=== Collection entries ===
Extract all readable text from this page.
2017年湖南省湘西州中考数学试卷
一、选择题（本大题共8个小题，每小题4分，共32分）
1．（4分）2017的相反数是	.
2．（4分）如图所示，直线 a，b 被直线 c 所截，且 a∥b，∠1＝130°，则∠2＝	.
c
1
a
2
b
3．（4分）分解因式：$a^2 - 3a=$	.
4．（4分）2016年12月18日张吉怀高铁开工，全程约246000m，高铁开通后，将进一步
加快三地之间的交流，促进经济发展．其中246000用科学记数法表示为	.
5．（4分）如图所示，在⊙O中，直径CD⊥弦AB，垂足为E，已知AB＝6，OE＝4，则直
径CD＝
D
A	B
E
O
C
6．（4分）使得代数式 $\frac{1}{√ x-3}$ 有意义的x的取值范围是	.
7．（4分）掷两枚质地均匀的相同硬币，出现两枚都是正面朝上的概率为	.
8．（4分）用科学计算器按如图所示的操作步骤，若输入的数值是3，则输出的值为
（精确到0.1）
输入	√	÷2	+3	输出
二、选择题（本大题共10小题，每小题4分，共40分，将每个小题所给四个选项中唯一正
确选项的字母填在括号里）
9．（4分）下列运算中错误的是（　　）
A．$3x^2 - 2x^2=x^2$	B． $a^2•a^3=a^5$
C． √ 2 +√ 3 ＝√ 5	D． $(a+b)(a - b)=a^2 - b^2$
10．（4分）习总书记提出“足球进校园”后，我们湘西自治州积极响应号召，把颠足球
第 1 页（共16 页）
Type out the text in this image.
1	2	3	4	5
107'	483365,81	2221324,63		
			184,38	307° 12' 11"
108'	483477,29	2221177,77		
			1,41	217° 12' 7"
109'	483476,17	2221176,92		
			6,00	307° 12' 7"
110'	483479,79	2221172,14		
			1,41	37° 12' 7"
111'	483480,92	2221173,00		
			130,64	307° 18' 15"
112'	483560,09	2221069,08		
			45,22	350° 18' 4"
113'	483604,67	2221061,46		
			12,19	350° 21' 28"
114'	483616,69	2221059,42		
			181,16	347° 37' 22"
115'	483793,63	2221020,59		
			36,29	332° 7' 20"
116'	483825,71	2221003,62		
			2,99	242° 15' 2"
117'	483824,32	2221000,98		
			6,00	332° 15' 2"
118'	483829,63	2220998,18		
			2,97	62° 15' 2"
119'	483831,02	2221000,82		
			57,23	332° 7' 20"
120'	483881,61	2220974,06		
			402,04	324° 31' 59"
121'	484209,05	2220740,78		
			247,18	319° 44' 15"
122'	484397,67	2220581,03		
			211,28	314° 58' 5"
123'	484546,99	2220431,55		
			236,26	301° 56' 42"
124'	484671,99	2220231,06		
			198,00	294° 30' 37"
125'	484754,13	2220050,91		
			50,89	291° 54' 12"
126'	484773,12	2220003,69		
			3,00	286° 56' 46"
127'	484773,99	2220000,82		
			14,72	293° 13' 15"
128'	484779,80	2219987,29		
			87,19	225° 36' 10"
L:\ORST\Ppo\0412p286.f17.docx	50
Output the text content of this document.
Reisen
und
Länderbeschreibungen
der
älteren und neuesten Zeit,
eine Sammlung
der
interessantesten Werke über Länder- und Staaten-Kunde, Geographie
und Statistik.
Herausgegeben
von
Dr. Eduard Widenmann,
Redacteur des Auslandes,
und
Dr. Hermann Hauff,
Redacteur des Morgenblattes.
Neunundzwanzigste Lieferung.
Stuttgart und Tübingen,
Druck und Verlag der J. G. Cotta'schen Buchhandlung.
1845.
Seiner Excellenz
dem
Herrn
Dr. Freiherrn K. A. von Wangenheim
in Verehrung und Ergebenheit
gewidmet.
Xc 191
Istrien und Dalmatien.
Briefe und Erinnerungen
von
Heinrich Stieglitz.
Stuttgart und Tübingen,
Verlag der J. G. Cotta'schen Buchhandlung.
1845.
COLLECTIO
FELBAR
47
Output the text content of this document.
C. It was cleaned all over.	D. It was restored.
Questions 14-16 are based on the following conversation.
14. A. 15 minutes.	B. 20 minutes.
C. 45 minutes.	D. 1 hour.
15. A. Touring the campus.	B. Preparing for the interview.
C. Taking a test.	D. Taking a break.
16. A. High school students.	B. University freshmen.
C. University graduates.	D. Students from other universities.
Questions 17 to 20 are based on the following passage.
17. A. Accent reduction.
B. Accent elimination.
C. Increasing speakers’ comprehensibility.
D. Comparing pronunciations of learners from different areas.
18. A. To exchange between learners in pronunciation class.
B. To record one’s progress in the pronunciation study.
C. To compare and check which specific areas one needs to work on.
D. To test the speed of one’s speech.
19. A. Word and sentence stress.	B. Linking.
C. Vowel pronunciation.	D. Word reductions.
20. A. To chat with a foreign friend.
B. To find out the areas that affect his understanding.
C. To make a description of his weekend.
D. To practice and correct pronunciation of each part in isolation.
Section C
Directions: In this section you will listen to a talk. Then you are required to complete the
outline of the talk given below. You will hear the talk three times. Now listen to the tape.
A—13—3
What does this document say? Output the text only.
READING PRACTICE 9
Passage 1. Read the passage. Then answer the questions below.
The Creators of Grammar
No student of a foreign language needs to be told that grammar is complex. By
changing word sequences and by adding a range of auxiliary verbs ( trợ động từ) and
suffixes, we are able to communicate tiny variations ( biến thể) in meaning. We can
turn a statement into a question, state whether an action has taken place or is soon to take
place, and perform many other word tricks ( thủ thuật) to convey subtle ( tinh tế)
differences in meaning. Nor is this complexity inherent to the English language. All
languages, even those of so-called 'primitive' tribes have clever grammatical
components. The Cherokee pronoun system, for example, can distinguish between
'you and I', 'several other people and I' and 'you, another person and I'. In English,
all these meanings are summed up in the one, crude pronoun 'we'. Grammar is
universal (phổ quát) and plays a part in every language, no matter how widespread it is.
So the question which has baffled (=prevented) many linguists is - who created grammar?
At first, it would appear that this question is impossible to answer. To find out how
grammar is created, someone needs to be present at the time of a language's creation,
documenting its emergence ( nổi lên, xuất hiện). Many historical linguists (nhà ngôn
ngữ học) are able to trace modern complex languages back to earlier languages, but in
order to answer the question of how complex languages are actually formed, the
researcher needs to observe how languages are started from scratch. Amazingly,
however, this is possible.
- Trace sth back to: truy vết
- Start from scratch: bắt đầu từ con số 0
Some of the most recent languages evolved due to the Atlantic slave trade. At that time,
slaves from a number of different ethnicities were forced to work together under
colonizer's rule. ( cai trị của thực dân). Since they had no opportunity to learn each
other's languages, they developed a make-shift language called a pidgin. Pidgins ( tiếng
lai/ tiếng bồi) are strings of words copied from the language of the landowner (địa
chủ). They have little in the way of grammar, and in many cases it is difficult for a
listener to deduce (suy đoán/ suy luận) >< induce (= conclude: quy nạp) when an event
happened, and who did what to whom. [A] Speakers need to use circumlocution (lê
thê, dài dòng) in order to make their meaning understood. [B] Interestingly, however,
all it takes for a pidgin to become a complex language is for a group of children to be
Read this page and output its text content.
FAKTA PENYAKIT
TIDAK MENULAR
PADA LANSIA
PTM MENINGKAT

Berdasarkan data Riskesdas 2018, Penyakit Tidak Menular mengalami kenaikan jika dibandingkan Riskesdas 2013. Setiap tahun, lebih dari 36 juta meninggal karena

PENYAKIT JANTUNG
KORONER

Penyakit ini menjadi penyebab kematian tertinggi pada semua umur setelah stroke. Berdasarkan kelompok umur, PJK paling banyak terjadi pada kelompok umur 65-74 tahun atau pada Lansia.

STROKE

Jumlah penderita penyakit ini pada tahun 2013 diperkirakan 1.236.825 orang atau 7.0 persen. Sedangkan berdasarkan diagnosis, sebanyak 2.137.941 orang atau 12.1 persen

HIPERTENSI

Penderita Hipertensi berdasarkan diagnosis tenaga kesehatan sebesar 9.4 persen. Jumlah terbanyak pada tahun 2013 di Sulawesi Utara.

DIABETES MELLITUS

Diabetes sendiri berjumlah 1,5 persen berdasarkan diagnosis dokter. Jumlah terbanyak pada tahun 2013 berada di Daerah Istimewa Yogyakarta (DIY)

=== Directive ===
Identify the lines above that contain the word "minutes", then copy them.

=== The result ===
14. A. 15 minutes.	B. 20 minutes.
C. 45 minutes.	D. 1 hour.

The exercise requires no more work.